— Goal —
Please format the lines of the listing from the line with "bpm-reading: 66 BPM: [134, 360, 268, 494]" up to and including the line with "Itemize the components" as a Markdown table with the columns "Row" and "Line", leaving out blank lines.

[Raw data start]

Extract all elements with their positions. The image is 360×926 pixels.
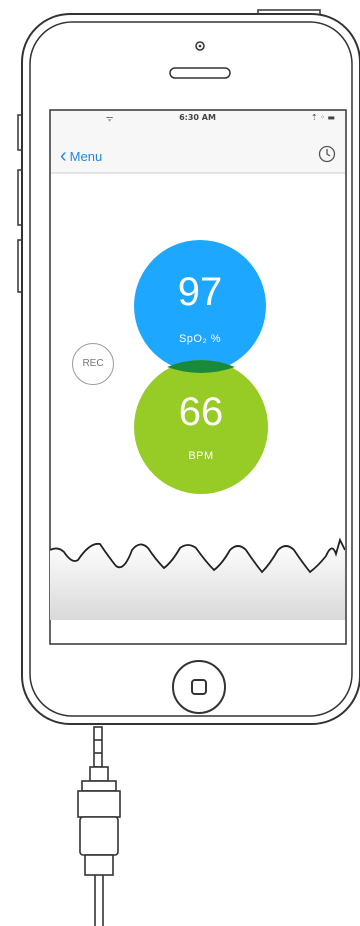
bpm-reading: 66 BPM: [134, 360, 268, 494]
history-icon[interactable]: [317, 144, 337, 164]
circle-overlap: [167, 360, 235, 373]
nav-bar: ‹ Menu: [50, 144, 345, 174]
battery-icon: ⇡ ◦ ▬: [310, 113, 335, 122]
status-time: 6:30 AM: [179, 113, 216, 122]
home-square-icon: [191, 679, 207, 695]
spo2-label: SpO₂ %: [178, 333, 222, 345]
record-button[interactable]: REC: [72, 343, 114, 385]
bpm-label: BPM: [188, 450, 214, 462]
home-button[interactable]: [172, 660, 226, 714]
chevron-left-icon: ‹: [60, 145, 67, 167]
bpm-value: 66: [178, 390, 224, 434]
status-bar: ᯤ 6:30 AM ⇡ ◦ ▬: [50, 113, 345, 127]
spo2-reading: 97 SpO₂ %: [134, 240, 266, 372]
device-illustration: ᯤ 6:30 AM ⇡ ◦ ▬ ‹ Menu REC 97 SpO₂ % 66 …: [0, 0, 360, 926]
back-button-label: Menu: [69, 148, 103, 164]
back-button[interactable]: ‹ Menu: [60, 145, 103, 167]
pleth-waveform: [50, 537, 345, 620]
spo2-value: 97: [177, 270, 223, 314]
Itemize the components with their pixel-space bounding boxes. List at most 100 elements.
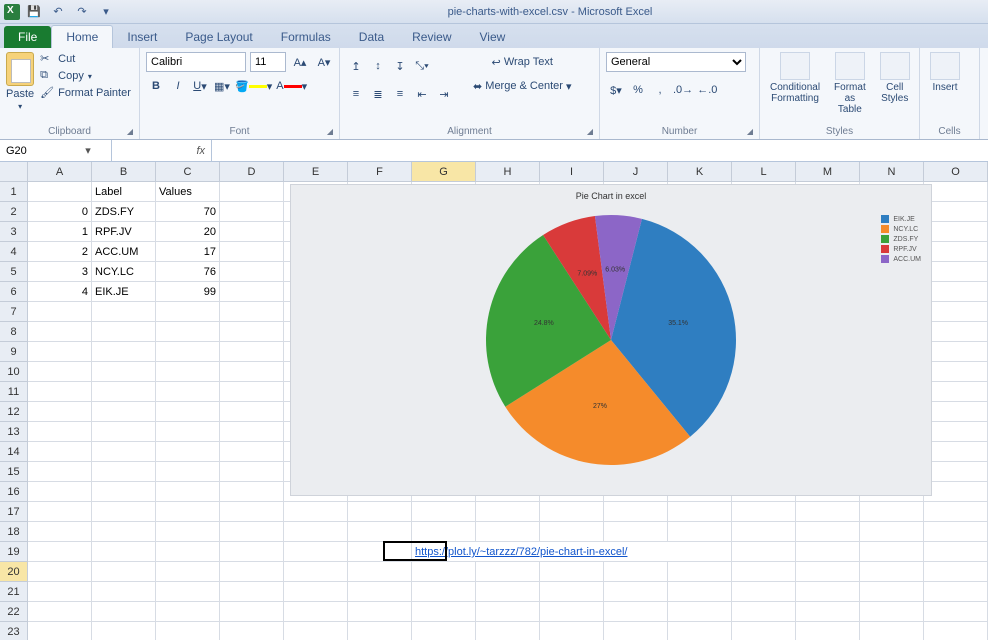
- cell-B11[interactable]: [92, 382, 156, 402]
- cell-styles-button[interactable]: Cell Styles: [876, 52, 914, 124]
- cell-A9[interactable]: [28, 342, 92, 362]
- cell-C20[interactable]: [156, 562, 220, 582]
- cell-M18[interactable]: [796, 522, 860, 542]
- cell-A20[interactable]: [28, 562, 92, 582]
- cell-B3[interactable]: RPF.JV: [92, 222, 156, 242]
- row-header-8[interactable]: 8: [0, 322, 28, 342]
- col-header-O[interactable]: O: [924, 162, 988, 182]
- cell-D22[interactable]: [220, 602, 284, 622]
- cell-L19[interactable]: [732, 542, 796, 562]
- col-header-I[interactable]: I: [540, 162, 604, 182]
- tab-view[interactable]: View: [466, 26, 520, 48]
- cell-D18[interactable]: [220, 522, 284, 542]
- cell-A17[interactable]: [28, 502, 92, 522]
- cell-O21[interactable]: [924, 582, 988, 602]
- row-header-22[interactable]: 22: [0, 602, 28, 622]
- cell-D14[interactable]: [220, 442, 284, 462]
- cell-A2[interactable]: 0: [28, 202, 92, 222]
- cell-N20[interactable]: [860, 562, 924, 582]
- cell-K20[interactable]: [668, 562, 732, 582]
- cell-B23[interactable]: [92, 622, 156, 640]
- row-header-4[interactable]: 4: [0, 242, 28, 262]
- cell-M21[interactable]: [796, 582, 860, 602]
- cell-O8[interactable]: [924, 322, 988, 342]
- cell-D15[interactable]: [220, 462, 284, 482]
- row-header-7[interactable]: 7: [0, 302, 28, 322]
- decrease-decimal-icon[interactable]: ←.0: [696, 80, 718, 100]
- col-header-N[interactable]: N: [860, 162, 924, 182]
- cell-G23[interactable]: [412, 622, 476, 640]
- align-center-icon[interactable]: ≣: [368, 84, 388, 104]
- row-header-1[interactable]: 1: [0, 182, 28, 202]
- cell-D2[interactable]: [220, 202, 284, 222]
- tab-insert[interactable]: Insert: [113, 26, 171, 48]
- cell-E19[interactable]: [284, 542, 348, 562]
- increase-font-icon[interactable]: A▴: [290, 52, 310, 72]
- cell-M19[interactable]: [796, 542, 860, 562]
- cell-G21[interactable]: [412, 582, 476, 602]
- tab-data[interactable]: Data: [345, 26, 398, 48]
- decrease-indent-icon[interactable]: ⇤: [412, 84, 432, 104]
- cell-G17[interactable]: [412, 502, 476, 522]
- cell-L18[interactable]: [732, 522, 796, 542]
- cell-G22[interactable]: [412, 602, 476, 622]
- decrease-font-icon[interactable]: A▾: [314, 52, 334, 72]
- comma-icon[interactable]: ,: [650, 80, 670, 100]
- cell-D9[interactable]: [220, 342, 284, 362]
- cell-D13[interactable]: [220, 422, 284, 442]
- cell-B18[interactable]: [92, 522, 156, 542]
- tab-formulas[interactable]: Formulas: [267, 26, 345, 48]
- cell-O11[interactable]: [924, 382, 988, 402]
- cell-O23[interactable]: [924, 622, 988, 640]
- cell-C9[interactable]: [156, 342, 220, 362]
- underline-button[interactable]: U▾: [190, 76, 210, 96]
- percent-icon[interactable]: %: [628, 80, 648, 100]
- cell-C5[interactable]: 76: [156, 262, 220, 282]
- align-left-icon[interactable]: ≡: [346, 84, 366, 104]
- cell-E20[interactable]: [284, 562, 348, 582]
- cell-D21[interactable]: [220, 582, 284, 602]
- row-header-17[interactable]: 17: [0, 502, 28, 522]
- conditional-formatting-button[interactable]: Conditional Formatting: [766, 52, 824, 124]
- tab-file[interactable]: File: [4, 26, 51, 48]
- cell-D20[interactable]: [220, 562, 284, 582]
- cell-I18[interactable]: [540, 522, 604, 542]
- cell-L20[interactable]: [732, 562, 796, 582]
- cell-C13[interactable]: [156, 422, 220, 442]
- col-header-L[interactable]: L: [732, 162, 796, 182]
- cell-D3[interactable]: [220, 222, 284, 242]
- name-box-dropdown-icon[interactable]: ▾: [80, 144, 96, 157]
- cell-O4[interactable]: [924, 242, 988, 262]
- cell-D10[interactable]: [220, 362, 284, 382]
- cell-O13[interactable]: [924, 422, 988, 442]
- cell-B21[interactable]: [92, 582, 156, 602]
- cell-B5[interactable]: NCY.LC: [92, 262, 156, 282]
- col-header-C[interactable]: C: [156, 162, 220, 182]
- cell-M20[interactable]: [796, 562, 860, 582]
- cell-D8[interactable]: [220, 322, 284, 342]
- cell-D1[interactable]: [220, 182, 284, 202]
- font-size-input[interactable]: [250, 52, 286, 72]
- alignment-dialog-launcher-icon[interactable]: ◢: [587, 127, 593, 136]
- cell-F23[interactable]: [348, 622, 412, 640]
- col-header-A[interactable]: A: [28, 162, 92, 182]
- align-top-icon[interactable]: ↥: [346, 56, 366, 76]
- align-right-icon[interactable]: ≡: [390, 84, 410, 104]
- cell-F17[interactable]: [348, 502, 412, 522]
- cell-H21[interactable]: [476, 582, 540, 602]
- name-box-input[interactable]: [0, 141, 80, 161]
- cell-E18[interactable]: [284, 522, 348, 542]
- cell-O3[interactable]: [924, 222, 988, 242]
- cell-A6[interactable]: 4: [28, 282, 92, 302]
- cell-E23[interactable]: [284, 622, 348, 640]
- cell-B13[interactable]: [92, 422, 156, 442]
- qat-dropdown-icon[interactable]: ▾: [96, 3, 116, 21]
- cell-O19[interactable]: [924, 542, 988, 562]
- number-format-select[interactable]: General: [606, 52, 746, 72]
- row-header-18[interactable]: 18: [0, 522, 28, 542]
- cell-K18[interactable]: [668, 522, 732, 542]
- currency-icon[interactable]: $▾: [606, 80, 626, 100]
- cell-J18[interactable]: [604, 522, 668, 542]
- cell-N21[interactable]: [860, 582, 924, 602]
- cell-G19[interactable]: https://plot.ly/~tarzzz/782/pie-chart-in…: [412, 542, 732, 562]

[Raw data end]

— Answer to the problem —
| Row | Line |
|---|---|
| 1 | bpm-reading: 66 BPM: [134, 360, 268, 494] |
| 2 | history-icon[interactable]: [317, 144, 337, 164] |
| 3 | circle-overlap: [167, 360, 235, 373] |
| 4 | nav-bar: ‹ Menu: [50, 144, 345, 174] |
| 5 | battery-icon: ⇡ ◦ ▬: [310, 113, 335, 122] |
| 6 | status-time: 6:30 AM: [179, 113, 216, 122] |
| 7 | home-square-icon: [191, 679, 207, 695] |
| 8 | spo2-label: SpO₂ %: [178, 333, 222, 345] |
| 9 | record-button[interactable]: REC: [72, 343, 114, 385] |
| 10 | bpm-label: BPM: [188, 450, 214, 462] |
| 11 | home-button[interactable]: [172, 660, 226, 714] |
| 12 | chevron-left-icon: ‹: [60, 145, 67, 167] |
| 13 | bpm-value: 66: [178, 390, 224, 434] |
| 14 | status-bar: ᯤ 6:30 AM ⇡ ◦ ▬: [50, 113, 345, 127] |
| 15 | spo2-reading: 97 SpO₂ %: [134, 240, 266, 372] |
| 16 | device-illustration: ᯤ 6:30 AM ⇡ ◦ ▬ ‹ Menu REC 97 SpO₂ % 66 …: [0, 0, 360, 926] |
| 17 | back-button-label: Menu: [69, 148, 103, 164] |
| 18 | back-button[interactable]: ‹ Menu: [60, 145, 103, 167] |
| 19 | pleth-waveform: [50, 537, 345, 620] |
| 20 | spo2-value: 97: [177, 270, 223, 314] |
| 21 | Itemize the components with their pixel-space bounding boxes. List at most 100 elements. |